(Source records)
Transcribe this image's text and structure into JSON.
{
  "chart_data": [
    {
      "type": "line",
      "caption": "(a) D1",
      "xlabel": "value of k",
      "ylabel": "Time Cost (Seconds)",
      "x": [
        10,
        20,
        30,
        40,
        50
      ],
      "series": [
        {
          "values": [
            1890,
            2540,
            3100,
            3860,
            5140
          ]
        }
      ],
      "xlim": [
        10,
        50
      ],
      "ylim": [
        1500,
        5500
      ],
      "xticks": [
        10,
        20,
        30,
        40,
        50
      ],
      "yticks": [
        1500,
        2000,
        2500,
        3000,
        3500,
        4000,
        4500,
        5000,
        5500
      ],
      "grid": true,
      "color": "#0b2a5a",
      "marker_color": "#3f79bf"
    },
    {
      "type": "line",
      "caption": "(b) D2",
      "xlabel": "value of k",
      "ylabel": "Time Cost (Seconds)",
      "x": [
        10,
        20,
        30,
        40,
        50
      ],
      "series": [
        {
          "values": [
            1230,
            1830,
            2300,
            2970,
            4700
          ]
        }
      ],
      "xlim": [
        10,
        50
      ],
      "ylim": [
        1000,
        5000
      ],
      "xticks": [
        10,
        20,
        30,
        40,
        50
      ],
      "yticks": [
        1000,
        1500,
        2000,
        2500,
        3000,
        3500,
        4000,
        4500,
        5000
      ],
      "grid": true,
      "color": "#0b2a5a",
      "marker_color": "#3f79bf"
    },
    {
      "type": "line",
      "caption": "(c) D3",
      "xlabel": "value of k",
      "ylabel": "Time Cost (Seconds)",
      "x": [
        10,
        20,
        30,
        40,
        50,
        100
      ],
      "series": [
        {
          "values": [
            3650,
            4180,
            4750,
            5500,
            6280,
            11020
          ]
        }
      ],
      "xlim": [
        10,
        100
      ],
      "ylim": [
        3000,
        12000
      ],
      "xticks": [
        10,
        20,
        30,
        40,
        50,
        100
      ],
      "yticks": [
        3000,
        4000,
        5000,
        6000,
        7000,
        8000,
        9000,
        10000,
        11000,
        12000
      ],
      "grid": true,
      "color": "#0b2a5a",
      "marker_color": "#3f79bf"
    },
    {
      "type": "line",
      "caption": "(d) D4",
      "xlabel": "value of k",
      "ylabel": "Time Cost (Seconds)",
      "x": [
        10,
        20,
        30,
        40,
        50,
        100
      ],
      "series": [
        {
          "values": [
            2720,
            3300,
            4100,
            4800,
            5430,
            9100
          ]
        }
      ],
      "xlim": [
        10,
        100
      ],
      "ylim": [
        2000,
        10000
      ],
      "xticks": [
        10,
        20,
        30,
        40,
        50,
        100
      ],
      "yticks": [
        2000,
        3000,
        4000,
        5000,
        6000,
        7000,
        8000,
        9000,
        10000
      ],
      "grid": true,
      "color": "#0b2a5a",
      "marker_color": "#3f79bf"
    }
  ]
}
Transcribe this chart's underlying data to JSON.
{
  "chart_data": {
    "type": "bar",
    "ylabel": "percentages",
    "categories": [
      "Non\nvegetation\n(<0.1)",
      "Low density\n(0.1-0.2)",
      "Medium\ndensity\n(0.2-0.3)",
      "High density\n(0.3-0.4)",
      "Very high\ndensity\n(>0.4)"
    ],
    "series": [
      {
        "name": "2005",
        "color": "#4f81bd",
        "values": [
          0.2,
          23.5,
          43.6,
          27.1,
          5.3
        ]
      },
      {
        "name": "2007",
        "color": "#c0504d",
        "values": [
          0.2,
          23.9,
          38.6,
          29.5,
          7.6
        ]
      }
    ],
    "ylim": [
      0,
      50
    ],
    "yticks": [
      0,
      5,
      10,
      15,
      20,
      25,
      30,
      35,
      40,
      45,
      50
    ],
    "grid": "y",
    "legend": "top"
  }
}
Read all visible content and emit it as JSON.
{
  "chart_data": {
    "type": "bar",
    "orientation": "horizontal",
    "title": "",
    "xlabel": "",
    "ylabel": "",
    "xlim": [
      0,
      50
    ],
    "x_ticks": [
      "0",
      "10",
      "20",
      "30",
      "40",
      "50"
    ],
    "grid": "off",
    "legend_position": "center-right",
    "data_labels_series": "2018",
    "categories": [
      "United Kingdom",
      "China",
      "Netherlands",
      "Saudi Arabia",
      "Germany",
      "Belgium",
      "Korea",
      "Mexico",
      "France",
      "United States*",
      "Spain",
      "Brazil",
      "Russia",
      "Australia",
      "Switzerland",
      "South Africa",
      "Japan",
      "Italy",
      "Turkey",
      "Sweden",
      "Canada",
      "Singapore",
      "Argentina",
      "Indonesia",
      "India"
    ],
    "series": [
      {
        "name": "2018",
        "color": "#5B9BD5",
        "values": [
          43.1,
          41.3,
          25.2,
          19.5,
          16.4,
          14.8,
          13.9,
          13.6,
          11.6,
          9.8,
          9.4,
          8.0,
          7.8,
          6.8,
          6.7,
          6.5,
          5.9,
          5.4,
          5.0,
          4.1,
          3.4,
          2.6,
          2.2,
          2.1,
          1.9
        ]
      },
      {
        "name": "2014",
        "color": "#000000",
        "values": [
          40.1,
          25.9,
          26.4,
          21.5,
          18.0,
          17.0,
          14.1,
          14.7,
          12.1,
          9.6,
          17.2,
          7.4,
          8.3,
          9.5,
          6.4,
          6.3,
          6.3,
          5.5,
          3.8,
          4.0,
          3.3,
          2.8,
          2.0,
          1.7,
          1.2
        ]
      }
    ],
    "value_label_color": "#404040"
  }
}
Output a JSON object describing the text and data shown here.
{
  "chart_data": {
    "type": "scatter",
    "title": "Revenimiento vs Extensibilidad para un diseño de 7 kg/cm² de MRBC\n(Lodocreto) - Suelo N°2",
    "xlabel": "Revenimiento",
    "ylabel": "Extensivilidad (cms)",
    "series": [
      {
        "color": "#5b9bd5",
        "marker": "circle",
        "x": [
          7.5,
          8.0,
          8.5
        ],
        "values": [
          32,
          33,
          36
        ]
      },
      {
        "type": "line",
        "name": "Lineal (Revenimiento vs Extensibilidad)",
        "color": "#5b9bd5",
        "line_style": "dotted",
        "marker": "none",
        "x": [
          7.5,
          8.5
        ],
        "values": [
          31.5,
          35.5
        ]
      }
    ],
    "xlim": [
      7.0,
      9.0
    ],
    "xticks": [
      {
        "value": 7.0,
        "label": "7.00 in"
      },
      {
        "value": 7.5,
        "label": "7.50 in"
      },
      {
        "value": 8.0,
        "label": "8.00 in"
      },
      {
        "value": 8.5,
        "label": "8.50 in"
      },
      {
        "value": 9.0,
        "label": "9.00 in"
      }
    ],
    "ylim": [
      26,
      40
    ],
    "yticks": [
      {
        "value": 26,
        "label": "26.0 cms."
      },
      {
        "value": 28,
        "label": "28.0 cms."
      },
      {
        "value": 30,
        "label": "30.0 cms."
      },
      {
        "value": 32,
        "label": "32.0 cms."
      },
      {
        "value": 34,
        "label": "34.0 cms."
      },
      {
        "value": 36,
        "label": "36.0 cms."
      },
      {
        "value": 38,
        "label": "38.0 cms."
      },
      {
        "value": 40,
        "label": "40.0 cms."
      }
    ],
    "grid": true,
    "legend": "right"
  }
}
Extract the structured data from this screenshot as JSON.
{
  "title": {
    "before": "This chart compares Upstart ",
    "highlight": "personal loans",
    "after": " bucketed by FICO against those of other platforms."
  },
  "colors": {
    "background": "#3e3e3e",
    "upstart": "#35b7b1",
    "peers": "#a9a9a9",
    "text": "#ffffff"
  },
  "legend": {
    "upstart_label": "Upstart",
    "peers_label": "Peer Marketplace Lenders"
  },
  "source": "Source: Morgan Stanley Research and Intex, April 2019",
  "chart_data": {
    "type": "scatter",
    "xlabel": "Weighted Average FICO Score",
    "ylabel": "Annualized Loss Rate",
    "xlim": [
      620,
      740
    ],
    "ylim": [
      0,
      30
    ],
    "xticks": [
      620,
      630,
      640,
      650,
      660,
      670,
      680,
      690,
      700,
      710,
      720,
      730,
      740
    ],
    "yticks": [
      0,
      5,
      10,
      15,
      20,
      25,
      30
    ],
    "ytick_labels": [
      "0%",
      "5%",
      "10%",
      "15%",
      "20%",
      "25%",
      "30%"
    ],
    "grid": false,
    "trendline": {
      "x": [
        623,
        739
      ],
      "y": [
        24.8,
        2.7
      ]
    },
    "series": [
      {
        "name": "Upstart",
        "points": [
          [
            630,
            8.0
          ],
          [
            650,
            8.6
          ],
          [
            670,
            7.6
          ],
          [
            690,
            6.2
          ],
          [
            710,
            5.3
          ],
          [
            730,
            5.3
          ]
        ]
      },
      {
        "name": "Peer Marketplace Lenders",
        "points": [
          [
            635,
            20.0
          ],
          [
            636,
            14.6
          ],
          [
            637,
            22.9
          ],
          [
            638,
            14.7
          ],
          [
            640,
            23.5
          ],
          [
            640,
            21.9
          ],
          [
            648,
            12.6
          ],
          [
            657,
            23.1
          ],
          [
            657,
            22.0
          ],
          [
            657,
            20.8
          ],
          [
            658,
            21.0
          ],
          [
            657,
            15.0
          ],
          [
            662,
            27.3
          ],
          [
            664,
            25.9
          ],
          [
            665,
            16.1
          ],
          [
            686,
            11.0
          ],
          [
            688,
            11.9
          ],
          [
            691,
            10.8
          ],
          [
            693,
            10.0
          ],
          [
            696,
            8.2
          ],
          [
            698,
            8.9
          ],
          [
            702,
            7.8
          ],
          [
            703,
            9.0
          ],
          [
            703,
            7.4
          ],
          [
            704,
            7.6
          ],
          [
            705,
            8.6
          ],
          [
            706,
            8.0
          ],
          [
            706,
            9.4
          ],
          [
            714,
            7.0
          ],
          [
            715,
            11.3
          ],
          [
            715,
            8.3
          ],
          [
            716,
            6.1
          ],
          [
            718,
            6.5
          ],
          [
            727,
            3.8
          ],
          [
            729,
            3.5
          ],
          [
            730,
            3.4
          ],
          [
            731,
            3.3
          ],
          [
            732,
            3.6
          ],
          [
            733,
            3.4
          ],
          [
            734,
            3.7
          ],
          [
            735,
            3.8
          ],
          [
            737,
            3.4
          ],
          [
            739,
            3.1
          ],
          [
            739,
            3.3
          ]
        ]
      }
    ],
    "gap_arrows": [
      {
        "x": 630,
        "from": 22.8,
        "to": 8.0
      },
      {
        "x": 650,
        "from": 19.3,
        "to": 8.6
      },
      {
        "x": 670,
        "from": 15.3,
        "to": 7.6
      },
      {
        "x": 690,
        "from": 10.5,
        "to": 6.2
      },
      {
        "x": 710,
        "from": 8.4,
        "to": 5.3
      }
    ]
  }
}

YOUR GOAL
Where a line above contains the word "text", copy that line.

THE COMPLETED TASK
Transcribe this image's text and structure into JSON.
Output a JSON object describing the text and data shown here.
    "text": "#ffffff"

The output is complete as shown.